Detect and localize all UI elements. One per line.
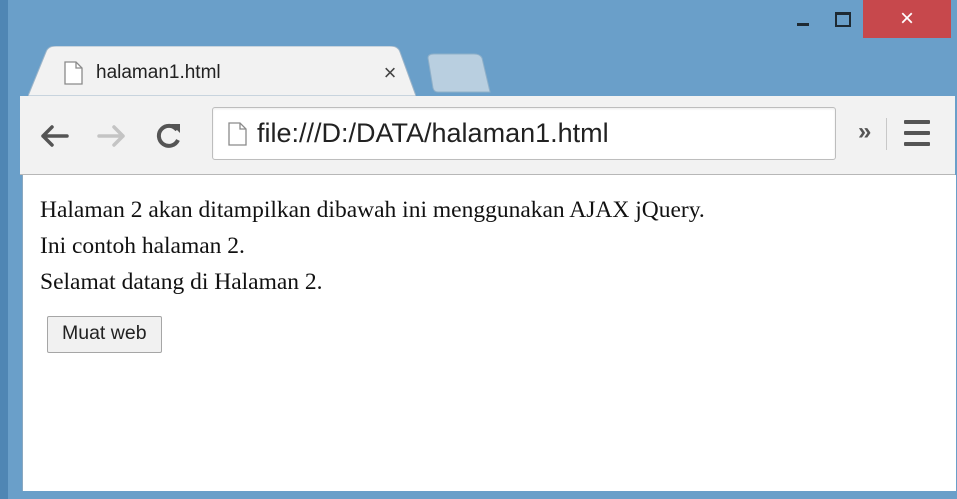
- maximize-icon: [835, 11, 851, 27]
- page-icon: [228, 121, 247, 146]
- forward-button[interactable]: [92, 116, 132, 156]
- intro-text: Halaman 2 akan ditampilkan dibawah ini m…: [40, 197, 705, 223]
- reload-icon: [156, 123, 180, 148]
- page-content: Halaman 2 akan ditampilkan dibawah ini m…: [22, 175, 956, 491]
- back-button[interactable]: [34, 116, 74, 156]
- page-text: Halaman 2 akan ditampilkan dibawah ini m…: [40, 192, 705, 300]
- toolbar-divider: [886, 118, 887, 150]
- forward-arrow-icon: [97, 125, 125, 147]
- window-bottom-border: [22, 491, 957, 499]
- tab-title: halaman1.html: [96, 62, 221, 83]
- minimize-icon: [797, 22, 809, 26]
- hamburger-menu-icon[interactable]: [904, 120, 930, 146]
- maximize-button[interactable]: [823, 0, 863, 38]
- page-icon: [64, 61, 83, 85]
- content-line-2: Selamat datang di Halaman 2.: [40, 269, 323, 295]
- muat-web-button[interactable]: Muat web: [47, 316, 162, 353]
- window-edge: [0, 0, 8, 499]
- reload-button[interactable]: [148, 116, 188, 156]
- tab-halaman1[interactable]: halaman1.html ×: [28, 46, 416, 96]
- tab-close-icon[interactable]: ×: [378, 60, 402, 86]
- new-tab-button[interactable]: [424, 52, 492, 94]
- minimize-button[interactable]: [783, 0, 823, 38]
- content-line-1: Ini contoh halaman 2.: [40, 233, 245, 259]
- url-text: file:///D:/DATA/halaman1.html: [257, 118, 609, 148]
- address-bar[interactable]: file:///D:/DATA/halaman1.html: [212, 107, 836, 160]
- browser-toolbar: file:///D:/DATA/halaman1.html »: [20, 96, 955, 175]
- extensions-overflow-button[interactable]: »: [858, 118, 871, 146]
- close-window-button[interactable]: ×: [863, 0, 951, 38]
- back-arrow-icon: [41, 125, 69, 147]
- window-controls: ×: [783, 0, 951, 48]
- close-icon: ×: [899, 5, 914, 32]
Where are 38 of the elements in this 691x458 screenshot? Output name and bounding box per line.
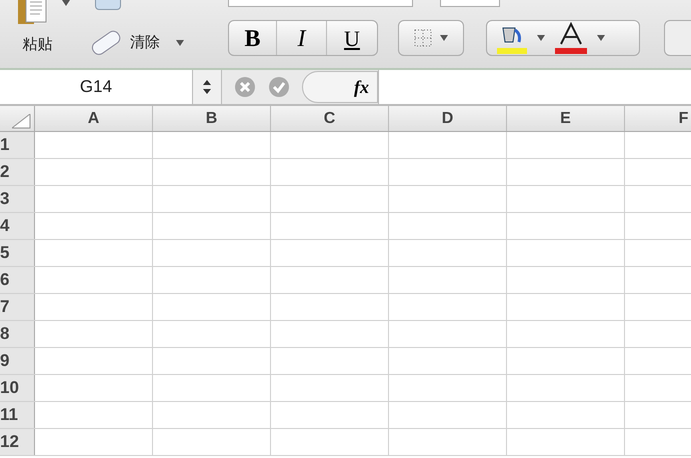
row-header[interactable]: 7 xyxy=(0,294,35,320)
row-header[interactable]: 1 xyxy=(0,132,35,158)
column-header[interactable]: D xyxy=(389,106,507,131)
column-header[interactable]: B xyxy=(153,106,271,131)
column-header[interactable]: F xyxy=(625,106,691,131)
caret-icon xyxy=(440,35,448,41)
border-grid-icon xyxy=(414,29,432,47)
row-header[interactable]: 5 xyxy=(0,240,35,266)
clear-button[interactable]: 清除 xyxy=(88,28,184,58)
column-header[interactable]: C xyxy=(271,106,389,131)
fill-color-button[interactable] xyxy=(486,20,640,56)
row-header[interactable]: 10 xyxy=(0,375,35,401)
caret-icon xyxy=(176,40,184,46)
row-header[interactable]: 3 xyxy=(0,186,35,212)
stepper-icon[interactable] xyxy=(192,70,222,104)
row-header[interactable]: 4 xyxy=(0,213,35,239)
underline-button[interactable]: U xyxy=(327,21,377,55)
column-header[interactable]: E xyxy=(507,106,625,131)
row-header[interactable]: 9 xyxy=(0,348,35,374)
caret-icon xyxy=(537,35,545,41)
row-header[interactable]: 6 xyxy=(0,267,35,293)
function-button[interactable]: fx xyxy=(302,71,378,103)
corner-triangle-icon xyxy=(12,114,31,129)
name-box[interactable]: G14 xyxy=(0,70,192,104)
cancel-icon[interactable] xyxy=(234,76,256,98)
borders-button[interactable] xyxy=(398,20,464,56)
caret-icon xyxy=(62,0,70,6)
column-header[interactable]: A xyxy=(35,106,153,131)
row-header[interactable]: 8 xyxy=(0,321,35,347)
row-header[interactable]: 12 xyxy=(0,429,35,455)
row-header[interactable]: 11 xyxy=(0,402,35,428)
confirm-icon[interactable] xyxy=(268,76,290,98)
paste-label[interactable]: 粘贴 xyxy=(22,34,52,56)
caret-icon xyxy=(597,35,605,41)
bold-button[interactable]: B xyxy=(229,21,277,55)
italic-button[interactable]: I xyxy=(277,21,327,55)
font-color-icon xyxy=(553,22,589,54)
row-header[interactable]: 2 xyxy=(0,159,35,185)
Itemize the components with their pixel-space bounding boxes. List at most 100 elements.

_ _ _ _ _

Aufgabenstellung> Gib aus den Einträgen oben alle Zeilen unverändert wieder, die von der Zeile mit „row-header[interactable]: 7 xyxy=(0,294,35,320)“ bis zur Zeile mit „font-color-icon xyxy=(553,22,589,54)“ reichen, beide Zeilen eingeschlossen.

Antwort folgt>
row-header[interactable]: 7 xyxy=(0,294,35,320)
row-header[interactable]: 1 xyxy=(0,132,35,158)
column-header[interactable]: D xyxy=(389,106,507,131)
column-header[interactable]: B xyxy=(153,106,271,131)
column-header[interactable]: F xyxy=(625,106,691,131)
caret-icon xyxy=(440,35,448,41)
border-grid-icon xyxy=(414,29,432,47)
row-header[interactable]: 5 xyxy=(0,240,35,266)
clear-button[interactable]: 清除 xyxy=(88,28,184,58)
column-header[interactable]: C xyxy=(271,106,389,131)
fill-color-button[interactable] xyxy=(486,20,640,56)
row-header[interactable]: 10 xyxy=(0,375,35,401)
caret-icon xyxy=(176,40,184,46)
row-header[interactable]: 3 xyxy=(0,186,35,212)
stepper-icon[interactable] xyxy=(192,70,222,104)
row-header[interactable]: 4 xyxy=(0,213,35,239)
underline-button[interactable]: U xyxy=(327,21,377,55)
column-header[interactable]: E xyxy=(507,106,625,131)
row-header[interactable]: 9 xyxy=(0,348,35,374)
caret-icon xyxy=(537,35,545,41)
row-header[interactable]: 6 xyxy=(0,267,35,293)
function-button[interactable]: fx xyxy=(302,71,378,103)
corner-triangle-icon xyxy=(12,114,31,129)
name-box[interactable]: G14 xyxy=(0,70,192,104)
cancel-icon[interactable] xyxy=(234,76,256,98)
borders-button[interactable] xyxy=(398,20,464,56)
caret-icon xyxy=(62,0,70,6)
column-header[interactable]: A xyxy=(35,106,153,131)
row-header[interactable]: 8 xyxy=(0,321,35,347)
row-header[interactable]: 12 xyxy=(0,429,35,455)
row-header[interactable]: 11 xyxy=(0,402,35,428)
confirm-icon[interactable] xyxy=(268,76,290,98)
paste-label[interactable]: 粘贴 xyxy=(22,34,52,56)
caret-icon xyxy=(597,35,605,41)
bold-button[interactable]: B xyxy=(229,21,277,55)
italic-button[interactable]: I xyxy=(277,21,327,55)
font-color-icon xyxy=(553,22,589,54)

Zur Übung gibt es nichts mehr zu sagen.